Material for this task:
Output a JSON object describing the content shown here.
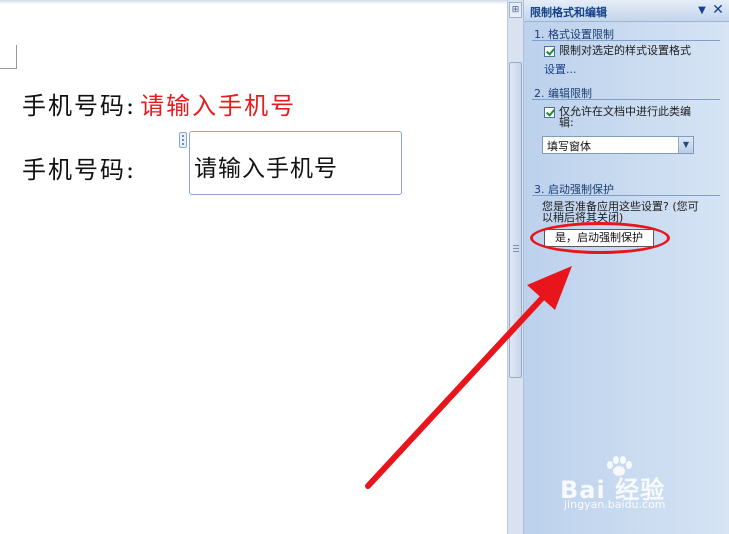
{
  "document": {
    "line1_label": "手机号码:",
    "line1_value": "请输入手机号",
    "line2_label": "手机号码:",
    "line2_value": "请输入手机号"
  },
  "scrollbar": {
    "top_button_icon": "browse-object-icon"
  },
  "task_pane": {
    "title": "限制格式和编辑",
    "dropdown_icon": "▼",
    "close_icon": "✕",
    "section1": {
      "heading": "1. 格式设置限制",
      "checkbox_label_line1": "限制对选定的样式设置格式",
      "checkbox_label_line2": "设置..."
    },
    "section2": {
      "heading": "2. 编辑限制",
      "checkbox_label_line1": "仅允许在文档中进行此类编",
      "checkbox_label_line2": "辑:",
      "select_value": "填写窗体"
    },
    "section3": {
      "heading": "3. 启动强制保护",
      "description_line1": "您是否准备应用这些设置? (您可",
      "description_line2": "以稍后将其关闭)",
      "button_label": "是，启动强制保护"
    }
  },
  "annotation": {
    "color": "#e8161c"
  },
  "watermark": {
    "brand": "Bai 经验",
    "url": "jingyan.baidu.com"
  }
}
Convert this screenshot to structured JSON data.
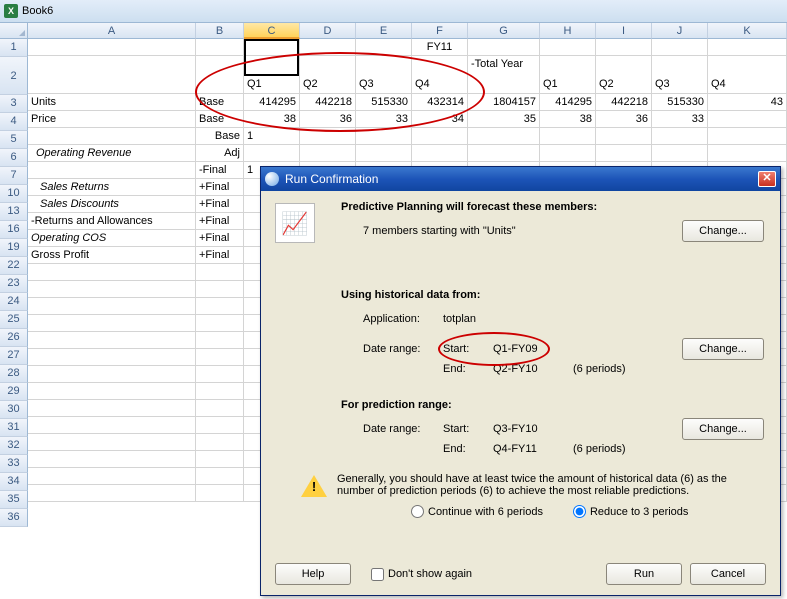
{
  "window": {
    "title": "Book6"
  },
  "columns": [
    "A",
    "B",
    "C",
    "D",
    "E",
    "F",
    "G",
    "H",
    "I",
    "J",
    "K"
  ],
  "rows_shown": [
    "1",
    "2",
    "3",
    "4",
    "5",
    "6",
    "7",
    "10",
    "13",
    "16",
    "19",
    "22",
    "23",
    "24",
    "25",
    "26",
    "27",
    "28",
    "29",
    "30",
    "31",
    "32",
    "33",
    "34",
    "35",
    "36"
  ],
  "year_header": "FY11",
  "quarter_headers": {
    "c": "Q1",
    "d": "Q2",
    "e": "Q3",
    "f": "Q4",
    "g": "-Total Year",
    "h": "Q1",
    "i": "Q2",
    "j": "Q3",
    "k": "Q4"
  },
  "rows": {
    "r3": {
      "a": "Units",
      "b": "Base",
      "c": "414295",
      "d": "442218",
      "e": "515330",
      "f": "432314",
      "g": "1804157",
      "h": "414295",
      "i": "442218",
      "j": "515330",
      "k": "43"
    },
    "r4": {
      "a": "Price",
      "b": "Base",
      "c": "38",
      "d": "36",
      "e": "33",
      "f": "34",
      "g": "35",
      "h": "38",
      "i": "36",
      "j": "33"
    },
    "r5": {
      "b": "Base",
      "c": "1"
    },
    "r6": {
      "a": "Operating Revenue",
      "b": "Adj"
    },
    "r7": {
      "b": "-Final",
      "c": "1"
    },
    "r10": {
      "a": "Sales Returns",
      "b": "+Final"
    },
    "r13": {
      "a": "Sales Discounts",
      "b": "+Final"
    },
    "r16": {
      "a": "-Returns and Allowances",
      "b": "+Final"
    },
    "r19": {
      "a": "Operating COS",
      "b": "+Final"
    },
    "r22": {
      "a": "Gross Profit",
      "b": "+Final"
    }
  },
  "dialog": {
    "title": "Run Confirmation",
    "forecast_heading": "Predictive Planning will forecast these members:",
    "members_text": "7 members starting with \"Units\"",
    "change_label": "Change...",
    "historical_heading": "Using historical data from:",
    "application_label": "Application:",
    "application_value": "totplan",
    "date_range_label": "Date range:",
    "start_label": "Start:",
    "end_label": "End:",
    "hist_start": "Q1-FY09",
    "hist_end": "Q2-FY10",
    "hist_periods": "(6 periods)",
    "prediction_heading": "For prediction range:",
    "pred_start": "Q3-FY10",
    "pred_end": "Q4-FY11",
    "pred_periods": "(6 periods)",
    "warning_text": "Generally, you should have at least twice the amount of historical data (6) as the number of prediction periods (6) to achieve the most reliable predictions.",
    "radio_continue": "Continue with 6 periods",
    "radio_reduce": "Reduce to 3 periods",
    "help": "Help",
    "dont_show": "Don't show again",
    "run": "Run",
    "cancel": "Cancel"
  }
}
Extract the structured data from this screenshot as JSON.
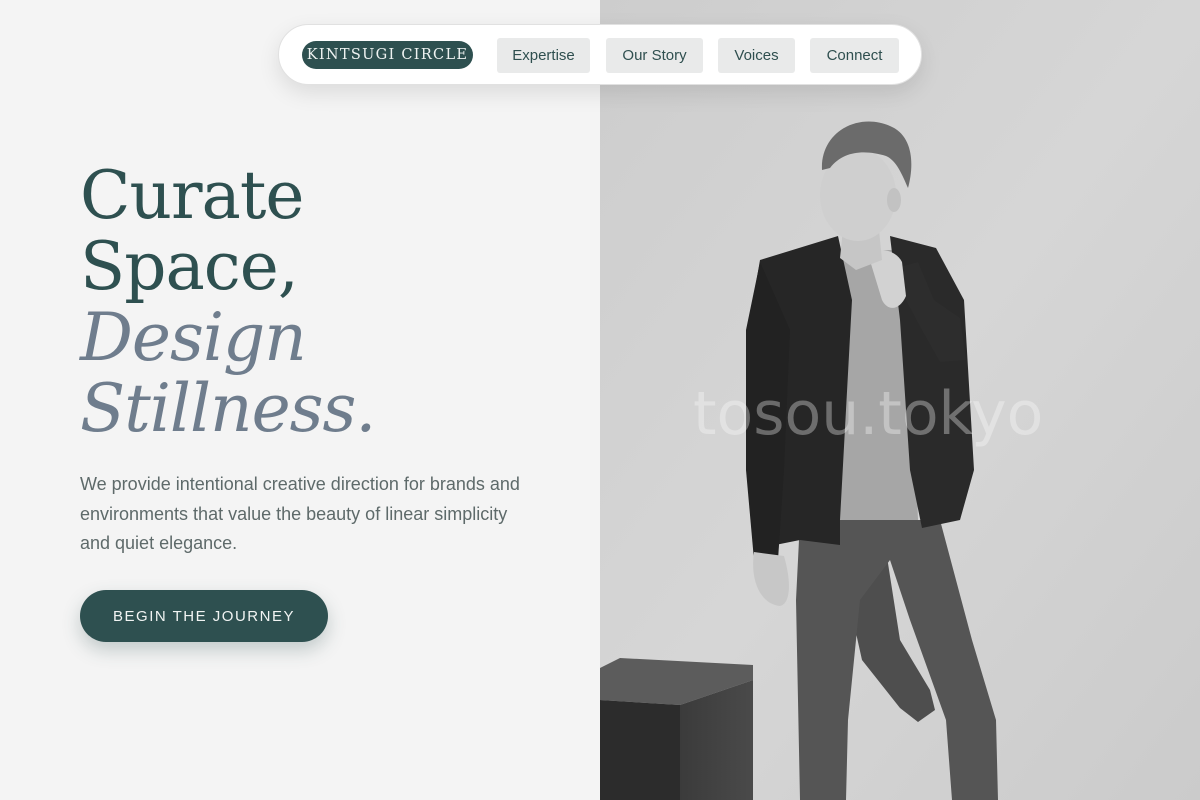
{
  "nav": {
    "brand": "KINTSUGI CIRCLE",
    "links": [
      "Expertise",
      "Our Story",
      "Voices",
      "Connect"
    ]
  },
  "hero": {
    "headline": [
      "Curate",
      "Space,",
      "Design",
      "Stillness."
    ],
    "description": "We provide intentional creative direction for brands and environments that value the beauty of linear simplicity and quiet elegance.",
    "cta_label": "BEGIN THE JOURNEY"
  },
  "image": {
    "watermark": "tosou.tokyo"
  },
  "colors": {
    "accent": "#2e5050",
    "headline_italic": "#6f7d8d",
    "background": "#f4f4f4",
    "body_text": "#5e6a6a"
  }
}
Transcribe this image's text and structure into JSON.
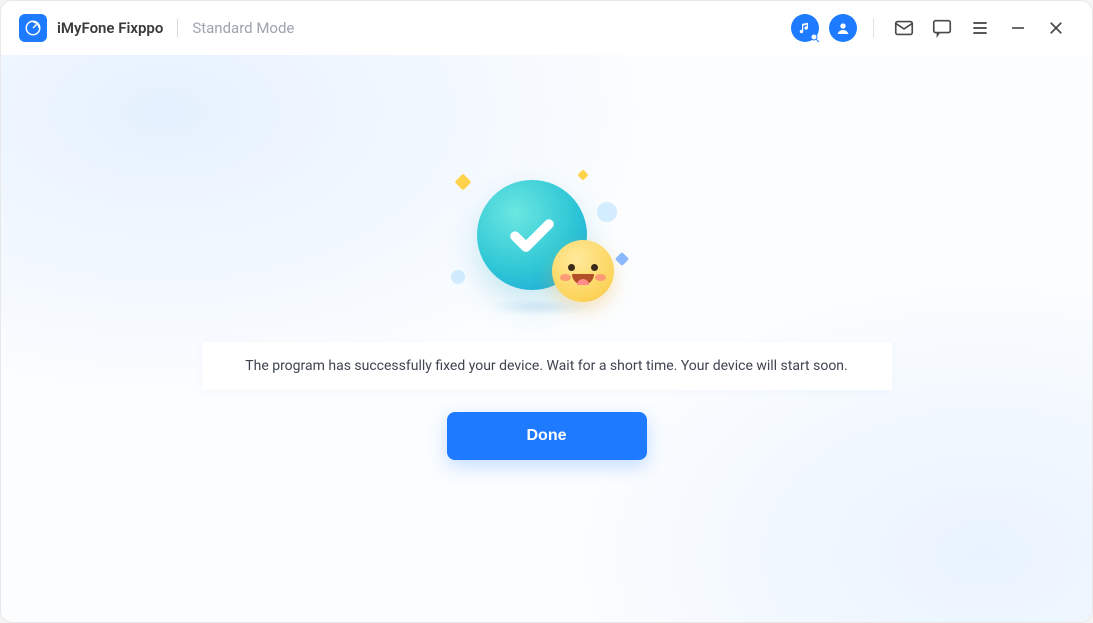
{
  "header": {
    "app_title": "iMyFone Fixppo",
    "mode_label": "Standard Mode",
    "icons": {
      "music": "music-search-icon",
      "profile": "profile-icon",
      "mail": "mail-icon",
      "feedback": "chat-icon",
      "menu": "menu-icon",
      "minimize": "minimize-icon",
      "close": "close-icon"
    }
  },
  "colors": {
    "accent": "#1e7bff"
  },
  "main": {
    "message": "The program has successfully fixed your device. Wait for a short time. Your device will start soon.",
    "done_label": "Done"
  }
}
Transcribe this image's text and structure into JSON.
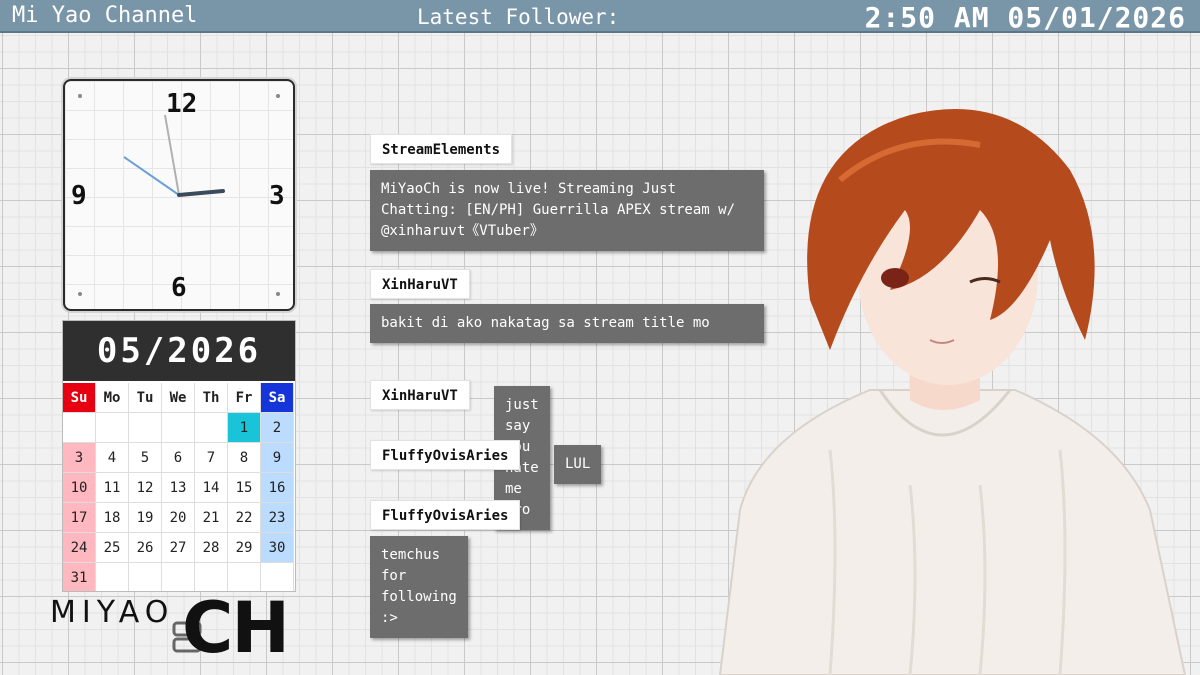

What is needed: Output the lines above in full and exactly as given, omitting any pictures.

Full answer:
Output a JSON object describing the content shown here.
{
  "document": {
    "line1_label": "手机号码:",
    "line1_value": "请输入手机号",
    "line2_label": "手机号码:",
    "line2_value": "请输入手机号"
  },
  "scrollbar": {
    "top_button_icon": "browse-object-icon"
  },
  "task_pane": {
    "title": "限制格式和编辑",
    "dropdown_icon": "▼",
    "close_icon": "✕",
    "section1": {
      "heading": "1. 格式设置限制",
      "checkbox_label_line1": "限制对选定的样式设置格式",
      "checkbox_label_line2": "设置..."
    },
    "section2": {
      "heading": "2. 编辑限制",
      "checkbox_label_line1": "仅允许在文档中进行此类编",
      "checkbox_label_line2": "辑:",
      "select_value": "填写窗体"
    },
    "section3": {
      "heading": "3. 启动强制保护",
      "description_line1": "您是否准备应用这些设置? (您可",
      "description_line2": "以稍后将其关闭)",
      "button_label": "是，启动强制保护"
    }
  },
  "annotation": {
    "color": "#e8161c"
  },
  "watermark": {
    "brand": "Bai 经验",
    "url": "jingyan.baidu.com"
  }
}
Convert this screenshot to structured JSON data.
{
  "window": {
    "title": "Book6"
  },
  "columns": [
    "A",
    "B",
    "C",
    "D",
    "E",
    "F",
    "G",
    "H",
    "I",
    "J",
    "K"
  ],
  "rows_shown": [
    "1",
    "2",
    "3",
    "4",
    "5",
    "6",
    "7",
    "10",
    "13",
    "16",
    "19",
    "22",
    "23",
    "24",
    "25",
    "26",
    "27",
    "28",
    "29",
    "30",
    "31",
    "32",
    "33",
    "34",
    "35",
    "36"
  ],
  "year_header": "FY11",
  "quarter_headers": {
    "c": "Q1",
    "d": "Q2",
    "e": "Q3",
    "f": "Q4",
    "g": "-Total Year",
    "h": "Q1",
    "i": "Q2",
    "j": "Q3",
    "k": "Q4"
  },
  "rows": {
    "r3": {
      "a": "Units",
      "b": "Base",
      "c": "414295",
      "d": "442218",
      "e": "515330",
      "f": "432314",
      "g": "1804157",
      "h": "414295",
      "i": "442218",
      "j": "515330",
      "k": "43"
    },
    "r4": {
      "a": "Price",
      "b": "Base",
      "c": "38",
      "d": "36",
      "e": "33",
      "f": "34",
      "g": "35",
      "h": "38",
      "i": "36",
      "j": "33"
    },
    "r5": {
      "b": "Base",
      "c": "1"
    },
    "r6": {
      "a": "Operating Revenue",
      "b": "Adj"
    },
    "r7": {
      "b": "-Final",
      "c": "1"
    },
    "r10": {
      "a": "Sales Returns",
      "b": "+Final"
    },
    "r13": {
      "a": "Sales Discounts",
      "b": "+Final"
    },
    "r16": {
      "a": "-Returns and Allowances",
      "b": "+Final"
    },
    "r19": {
      "a": "Operating COS",
      "b": "+Final"
    },
    "r22": {
      "a": "Gross Profit",
      "b": "+Final"
    }
  },
  "dialog": {
    "title": "Run Confirmation",
    "forecast_heading": "Predictive Planning will forecast these members:",
    "members_text": "7 members starting with \"Units\"",
    "change_label": "Change...",
    "historical_heading": "Using historical data from:",
    "application_label": "Application:",
    "application_value": "totplan",
    "date_range_label": "Date range:",
    "start_label": "Start:",
    "end_label": "End:",
    "hist_start": "Q1-FY09",
    "hist_end": "Q2-FY10",
    "hist_periods": "(6 periods)",
    "prediction_heading": "For prediction range:",
    "pred_start": "Q3-FY10",
    "pred_end": "Q4-FY11",
    "pred_periods": "(6 periods)",
    "warning_text": "Generally, you should have at least twice the amount of historical data (6) as the number of prediction periods (6) to achieve the most reliable predictions.",
    "radio_continue": "Continue with 6 periods",
    "radio_reduce": "Reduce to 3 periods",
    "help": "Help",
    "dont_show": "Don't show again",
    "run": "Run",
    "cancel": "Cancel"
  }
}
Extract the structured data from this screenshot as JSON.
{
  "nav": {
    "brand": "KINTSUGI CIRCLE",
    "links": [
      "Expertise",
      "Our Story",
      "Voices",
      "Connect"
    ]
  },
  "hero": {
    "headline": [
      "Curate",
      "Space,",
      "Design",
      "Stillness."
    ],
    "description": "We provide intentional creative direction for brands and environments that value the beauty of linear simplicity and quiet elegance.",
    "cta_label": "BEGIN THE JOURNEY"
  },
  "image": {
    "watermark": "tosou.tokyo"
  },
  "colors": {
    "accent": "#2e5050",
    "headline_italic": "#6f7d8d",
    "background": "#f4f4f4",
    "body_text": "#5e6a6a"
  }
}
Transcribe this image's text and structure into JSON.
{
  "header": {
    "app_title": "iMyFone Fixppo",
    "mode_label": "Standard Mode",
    "icons": {
      "music": "music-search-icon",
      "profile": "profile-icon",
      "mail": "mail-icon",
      "feedback": "chat-icon",
      "menu": "menu-icon",
      "minimize": "minimize-icon",
      "close": "close-icon"
    }
  },
  "colors": {
    "accent": "#1e7bff"
  },
  "main": {
    "message": "The program has successfully fixed your device. Wait for a short time. Your device will start soon.",
    "done_label": "Done"
  }
}
Transcribe this image's text and structure into JSON.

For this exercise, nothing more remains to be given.